### TASK DETAILS
Do not carry the pictures over; copy every other part of the entries exactly.

### RECORDS TO USE
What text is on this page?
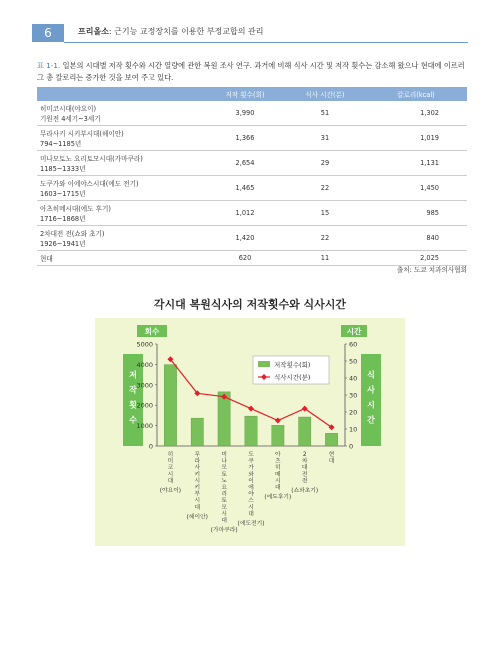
6	프리올소: 근기능 교정장치를 이용한 부정교합의 관리
표 1-1. 일본의 시대별 저작 횟수와 시간 열량에 관한 복원 조사 연구. 과거에 비해 식사 시간 및 저작 횟수는 감소해 왔으나 현대에 이르러 그 총 칼로리는 증가한 것을 보여 주고 있다.
	저작 횟수(회)	식사 시간(분)	칼로리(kcal)

히미코시대(야요이)
기원전 4세기~3세기	3,990	51	1,302

무라사키 시키부시대(헤이안)
794~1185년	1,366	31	1,019

미나모토노 요리토모시대(가마쿠라)
1185~1333년	2,654	29	1,131

도쿠가와 이에야스시대(에도 전기)
1603~1715년	1,465	22	1,450

아츠히메시대(에도 후기)
1716~1868년	1,012	15	985

2차대전 전(쇼와 초기)
1926~1941년	1,420	22	840

현대	620	11	2,025
출처: 도쿄 치과의사협회
각시대 복원식사의 저작횟수와 식사시간
회수	시간
저 작 횟 수
식 사 시 간
0
1000
2000
3000
4000
5000
0
10
20
30
40
50
60
저작횟수(회)
식사시간(분)
히 미 코 시 대
(야요이)
무 라 사 키 시 키 부 시 대
(헤이안)
미 나 모 토 노 요 리 토 모 시 대
(가마쿠라)
도 쿠 가 와 이 에 야 스 시 대
(에도전기)
아 츠 히 메 시 대
(에도후기)
2 차 대 전 전
(쇼와초기)
현 대
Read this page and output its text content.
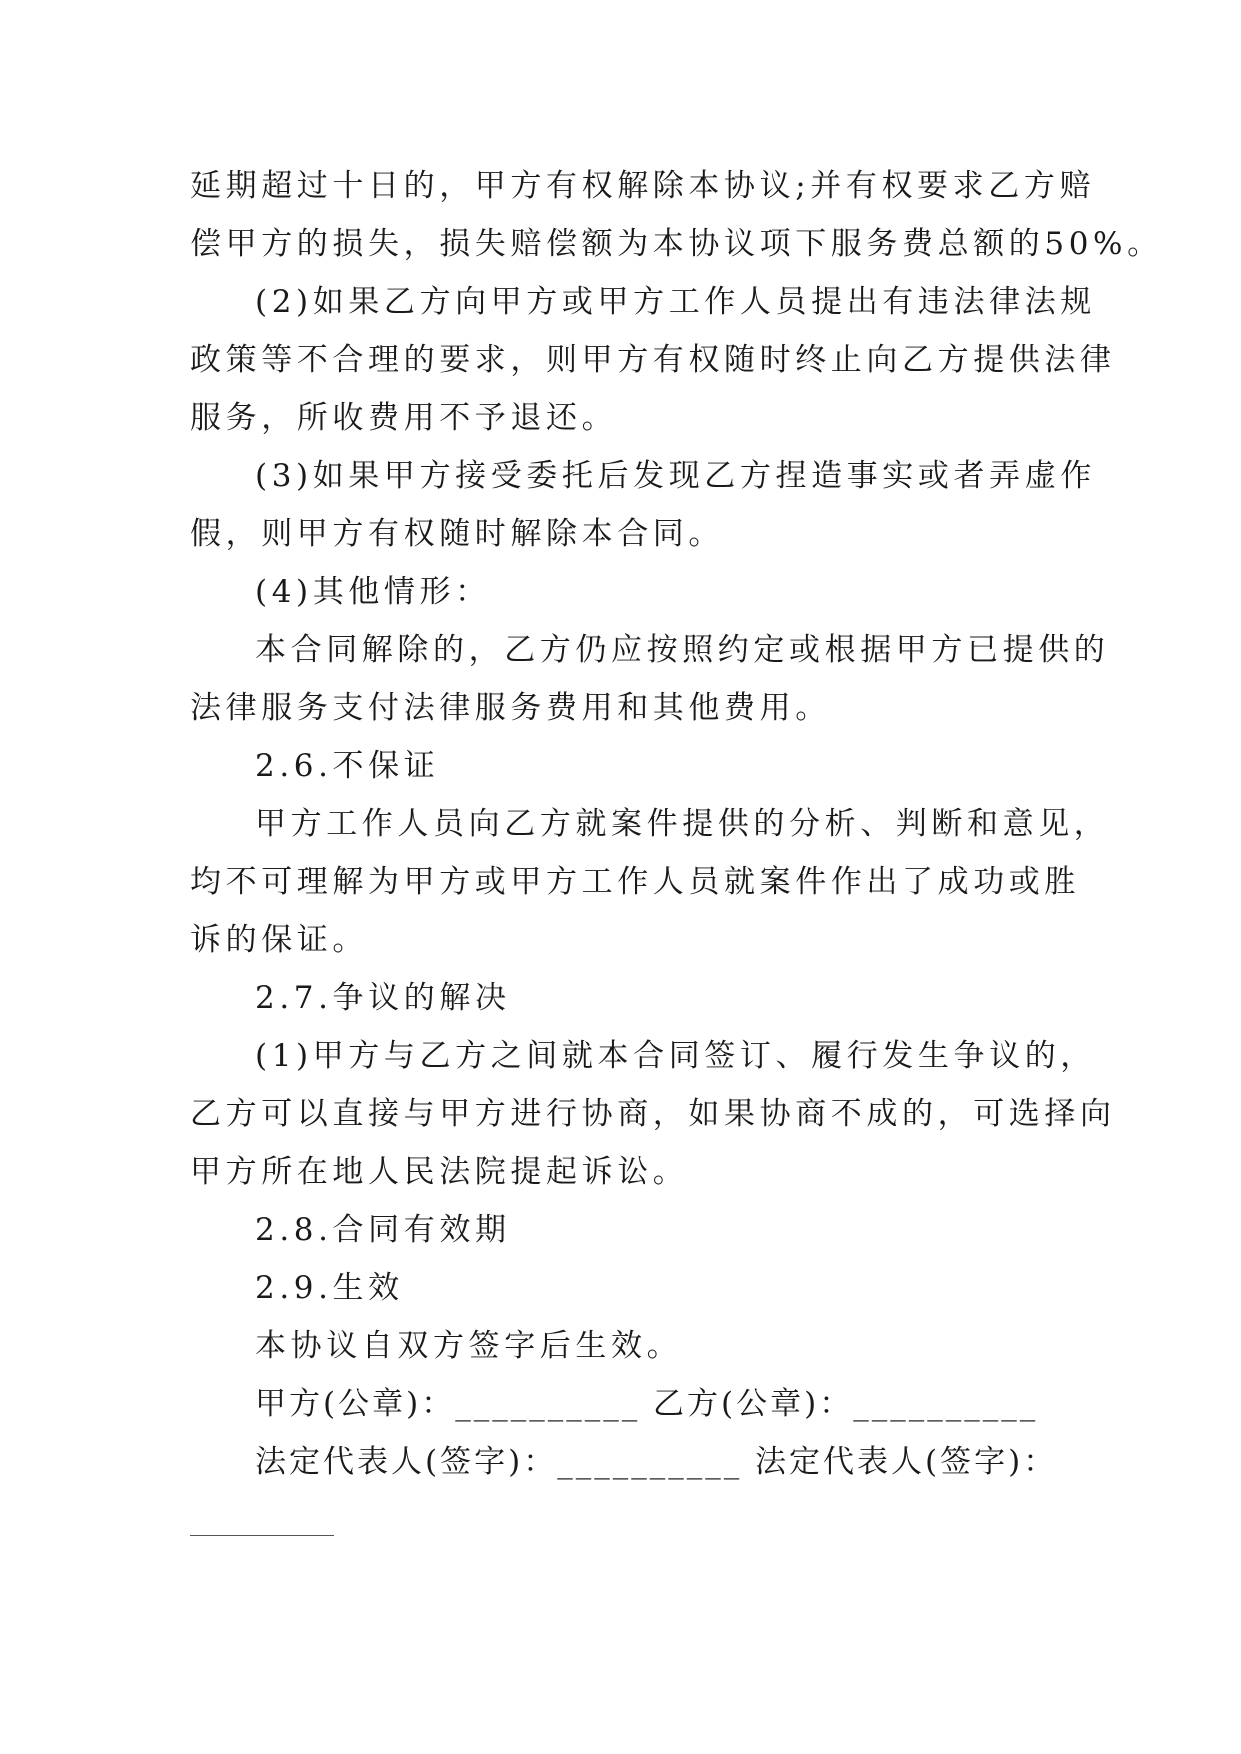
延期超过十日的，甲方有权解除本协议;并有权要求乙方赔
偿甲方的损失，损失赔偿额为本协议项下服务费总额的50%。
(2)如果乙方向甲方或甲方工作人员提出有违法律法规
政策等不合理的要求，则甲方有权随时终止向乙方提供法律
服务，所收费用不予退还。
(3)如果甲方接受委托后发现乙方捏造事实或者弄虚作
假，则甲方有权随时解除本合同。
(4)其他情形：
本合同解除的，乙方仍应按照约定或根据甲方已提供的
法律服务支付法律服务费用和其他费用。
2.6.不保证
甲方工作人员向乙方就案件提供的分析、判断和意见，
均不可理解为甲方或甲方工作人员就案件作出了成功或胜
诉的保证。
2.7.争议的解决
(1)甲方与乙方之间就本合同签订、履行发生争议的，
乙方可以直接与甲方进行协商，如果协商不成的，可选择向
甲方所在地人民法院提起诉讼。
2.8.合同有效期
2.9.生效
本协议自双方签字后生效。
甲方(公章)：__________ 乙方(公章)：__________
法定代表人(签字)：__________ 法定代表人(签字)：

### SOLUTION
What text is on this page?
6	프리올소: 근기능 교정장치를 이용한 부정교합의 관리
표 1-1. 일본의 시대별 저작 횟수와 시간 열량에 관한 복원 조사 연구. 과거에 비해 식사 시간 및 저작 횟수는 감소해 왔으나 현대에 이르러 그 총 칼로리는 증가한 것을 보여 주고 있다.
	저작 횟수(회)	식사 시간(분)	칼로리(kcal)

히미코시대(야요이)
기원전 4세기~3세기	3,990	51	1,302

무라사키 시키부시대(헤이안)
794~1185년	1,366	31	1,019

미나모토노 요리토모시대(가마쿠라)
1185~1333년	2,654	29	1,131

도쿠가와 이에야스시대(에도 전기)
1603~1715년	1,465	22	1,450

아츠히메시대(에도 후기)
1716~1868년	1,012	15	985

2차대전 전(쇼와 초기)
1926~1941년	1,420	22	840

현대	620	11	2,025
출처: 도쿄 치과의사협회
각시대 복원식사의 저작횟수와 식사시간
회수	시간
저 작 횟 수
식 사 시 간
0
1000
2000
3000
4000
5000
0
10
20
30
40
50
60
저작횟수(회)
식사시간(분)
히 미 코 시 대
(야요이)
무 라 사 키 시 키 부 시 대
(헤이안)
미 나 모 토 노 요 리 토 모 시 대
(가마쿠라)
도 쿠 가 와 이 에 야 스 시 대
(에도전기)
아 츠 히 메 시 대
(에도후기)
2 차 대 전 전
(쇼와초기)
현 대
Read this page and output its text content.
延期超过十日的，甲方有权解除本协议;并有权要求乙方赔
偿甲方的损失，损失赔偿额为本协议项下服务费总额的50%。
(2)如果乙方向甲方或甲方工作人员提出有违法律法规
政策等不合理的要求，则甲方有权随时终止向乙方提供法律
服务，所收费用不予退还。
(3)如果甲方接受委托后发现乙方捏造事实或者弄虚作
假，则甲方有权随时解除本合同。
(4)其他情形：
本合同解除的，乙方仍应按照约定或根据甲方已提供的
法律服务支付法律服务费用和其他费用。
2.6.不保证
甲方工作人员向乙方就案件提供的分析、判断和意见，
均不可理解为甲方或甲方工作人员就案件作出了成功或胜
诉的保证。
2.7.争议的解决
(1)甲方与乙方之间就本合同签订、履行发生争议的，
乙方可以直接与甲方进行协商，如果协商不成的，可选择向
甲方所在地人民法院提起诉讼。
2.8.合同有效期
2.9.生效
本协议自双方签字后生效。
甲方(公章)：__________ 乙方(公章)：__________
法定代表人(签字)：__________ 法定代表人(签字)：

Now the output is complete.